*REQUIREMENTS:* Lay out the lines from the top of the records through the line that has "x-axis-title: DO (mg" as a Markdown table. Use two columns, No. for a running row number and Text for the line itself, and skip any blank lines.

*DATA RECORDS:*
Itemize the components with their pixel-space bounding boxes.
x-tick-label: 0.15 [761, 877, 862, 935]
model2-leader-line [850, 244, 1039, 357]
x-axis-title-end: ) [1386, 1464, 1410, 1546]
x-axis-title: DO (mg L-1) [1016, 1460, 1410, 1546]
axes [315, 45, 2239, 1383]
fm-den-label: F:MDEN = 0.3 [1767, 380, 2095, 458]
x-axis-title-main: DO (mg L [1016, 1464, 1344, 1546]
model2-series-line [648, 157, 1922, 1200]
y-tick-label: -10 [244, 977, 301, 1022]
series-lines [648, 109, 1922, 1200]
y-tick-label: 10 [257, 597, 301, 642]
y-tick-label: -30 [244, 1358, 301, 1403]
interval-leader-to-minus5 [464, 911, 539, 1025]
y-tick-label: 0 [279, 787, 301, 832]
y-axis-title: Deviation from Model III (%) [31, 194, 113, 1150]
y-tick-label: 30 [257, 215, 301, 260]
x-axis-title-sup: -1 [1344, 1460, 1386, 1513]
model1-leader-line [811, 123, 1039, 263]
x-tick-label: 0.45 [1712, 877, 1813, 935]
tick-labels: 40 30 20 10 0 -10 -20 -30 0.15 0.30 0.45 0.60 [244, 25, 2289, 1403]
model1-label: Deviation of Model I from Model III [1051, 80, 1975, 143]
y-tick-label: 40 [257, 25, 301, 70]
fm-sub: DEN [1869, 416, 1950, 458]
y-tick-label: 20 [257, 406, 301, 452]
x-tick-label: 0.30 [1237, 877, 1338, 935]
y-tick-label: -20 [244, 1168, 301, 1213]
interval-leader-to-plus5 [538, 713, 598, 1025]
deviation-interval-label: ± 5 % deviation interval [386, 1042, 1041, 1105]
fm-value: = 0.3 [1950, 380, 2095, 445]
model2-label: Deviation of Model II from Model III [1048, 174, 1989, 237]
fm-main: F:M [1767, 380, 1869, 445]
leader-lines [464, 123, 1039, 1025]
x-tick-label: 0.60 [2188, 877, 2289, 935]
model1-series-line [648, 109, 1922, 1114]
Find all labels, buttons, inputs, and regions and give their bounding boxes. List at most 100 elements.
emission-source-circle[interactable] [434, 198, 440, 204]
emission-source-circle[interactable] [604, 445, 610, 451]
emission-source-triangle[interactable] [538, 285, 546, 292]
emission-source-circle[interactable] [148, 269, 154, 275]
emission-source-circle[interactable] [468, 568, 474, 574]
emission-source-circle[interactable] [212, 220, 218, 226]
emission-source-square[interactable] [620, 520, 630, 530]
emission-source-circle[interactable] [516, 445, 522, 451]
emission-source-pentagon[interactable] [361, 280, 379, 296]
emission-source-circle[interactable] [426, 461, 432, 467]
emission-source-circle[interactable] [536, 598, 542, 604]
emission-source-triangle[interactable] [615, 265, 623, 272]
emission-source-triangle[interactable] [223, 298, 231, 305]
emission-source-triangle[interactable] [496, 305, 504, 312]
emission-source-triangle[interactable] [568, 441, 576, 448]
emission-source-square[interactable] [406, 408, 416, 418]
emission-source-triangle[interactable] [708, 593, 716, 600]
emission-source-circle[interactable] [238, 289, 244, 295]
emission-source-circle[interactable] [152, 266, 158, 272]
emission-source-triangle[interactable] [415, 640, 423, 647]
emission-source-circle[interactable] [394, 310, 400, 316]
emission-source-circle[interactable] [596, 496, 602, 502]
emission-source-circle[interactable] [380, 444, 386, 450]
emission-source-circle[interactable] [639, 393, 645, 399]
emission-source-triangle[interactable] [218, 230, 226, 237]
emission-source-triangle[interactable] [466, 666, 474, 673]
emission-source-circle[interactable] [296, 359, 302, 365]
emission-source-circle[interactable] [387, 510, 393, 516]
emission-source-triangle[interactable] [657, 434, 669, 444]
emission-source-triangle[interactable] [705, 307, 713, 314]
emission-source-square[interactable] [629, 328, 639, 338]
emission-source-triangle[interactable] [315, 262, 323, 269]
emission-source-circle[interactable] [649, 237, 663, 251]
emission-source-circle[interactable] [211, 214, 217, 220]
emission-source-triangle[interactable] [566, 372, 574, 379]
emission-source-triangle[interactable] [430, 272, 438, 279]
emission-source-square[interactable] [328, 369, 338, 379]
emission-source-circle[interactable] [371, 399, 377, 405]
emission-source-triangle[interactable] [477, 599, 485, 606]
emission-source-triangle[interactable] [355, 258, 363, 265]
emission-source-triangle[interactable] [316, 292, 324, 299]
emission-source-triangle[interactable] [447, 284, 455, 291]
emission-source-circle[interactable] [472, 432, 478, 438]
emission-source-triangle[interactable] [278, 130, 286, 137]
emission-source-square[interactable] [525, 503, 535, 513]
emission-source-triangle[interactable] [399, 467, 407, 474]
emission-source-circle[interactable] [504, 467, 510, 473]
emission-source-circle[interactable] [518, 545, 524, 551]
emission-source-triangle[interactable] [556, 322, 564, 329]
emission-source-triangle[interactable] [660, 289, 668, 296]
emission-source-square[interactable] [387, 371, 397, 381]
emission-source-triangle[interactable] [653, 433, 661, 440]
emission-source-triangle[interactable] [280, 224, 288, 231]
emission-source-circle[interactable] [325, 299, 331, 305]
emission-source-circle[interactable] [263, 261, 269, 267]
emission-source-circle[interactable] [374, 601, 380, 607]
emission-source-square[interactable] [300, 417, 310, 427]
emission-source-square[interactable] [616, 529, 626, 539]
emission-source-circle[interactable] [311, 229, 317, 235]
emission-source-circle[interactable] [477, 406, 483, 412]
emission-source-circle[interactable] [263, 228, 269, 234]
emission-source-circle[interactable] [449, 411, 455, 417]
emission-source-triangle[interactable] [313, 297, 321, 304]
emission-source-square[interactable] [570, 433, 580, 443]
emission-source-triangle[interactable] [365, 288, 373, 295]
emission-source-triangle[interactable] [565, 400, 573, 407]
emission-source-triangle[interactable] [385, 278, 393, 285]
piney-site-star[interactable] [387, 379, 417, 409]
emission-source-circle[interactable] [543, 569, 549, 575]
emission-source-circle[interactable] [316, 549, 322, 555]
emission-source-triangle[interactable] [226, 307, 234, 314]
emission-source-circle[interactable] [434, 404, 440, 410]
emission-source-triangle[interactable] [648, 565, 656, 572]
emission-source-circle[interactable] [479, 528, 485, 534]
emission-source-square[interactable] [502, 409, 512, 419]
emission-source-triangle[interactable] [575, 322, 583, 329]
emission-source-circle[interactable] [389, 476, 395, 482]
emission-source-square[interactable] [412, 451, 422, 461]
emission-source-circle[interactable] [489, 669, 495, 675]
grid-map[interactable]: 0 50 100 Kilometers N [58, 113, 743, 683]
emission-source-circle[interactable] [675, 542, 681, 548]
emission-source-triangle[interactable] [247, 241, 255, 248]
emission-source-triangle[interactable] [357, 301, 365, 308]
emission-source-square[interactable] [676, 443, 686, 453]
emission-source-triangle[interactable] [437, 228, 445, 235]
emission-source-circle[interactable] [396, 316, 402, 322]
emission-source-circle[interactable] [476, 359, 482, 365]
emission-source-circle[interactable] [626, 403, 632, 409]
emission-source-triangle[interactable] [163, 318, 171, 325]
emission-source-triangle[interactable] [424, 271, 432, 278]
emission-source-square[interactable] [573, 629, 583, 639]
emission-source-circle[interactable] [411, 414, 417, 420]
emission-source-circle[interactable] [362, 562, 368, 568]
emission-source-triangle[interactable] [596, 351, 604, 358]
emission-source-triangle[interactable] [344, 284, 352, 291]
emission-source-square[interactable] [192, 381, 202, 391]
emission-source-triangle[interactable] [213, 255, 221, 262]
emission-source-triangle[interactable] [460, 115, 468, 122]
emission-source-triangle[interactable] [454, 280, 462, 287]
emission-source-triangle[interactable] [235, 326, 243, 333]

*THE OUTPUT:*
| No. | Text |
|---|---|
| 1 | Itemize the components with their pixel-space bounding boxes. |
| 2 | x-tick-label: 0.15 [761, 877, 862, 935] |
| 3 | model2-leader-line [850, 244, 1039, 357] |
| 4 | x-axis-title-end: ) [1386, 1464, 1410, 1546] |
| 5 | x-axis-title: DO (mg L-1) [1016, 1460, 1410, 1546] |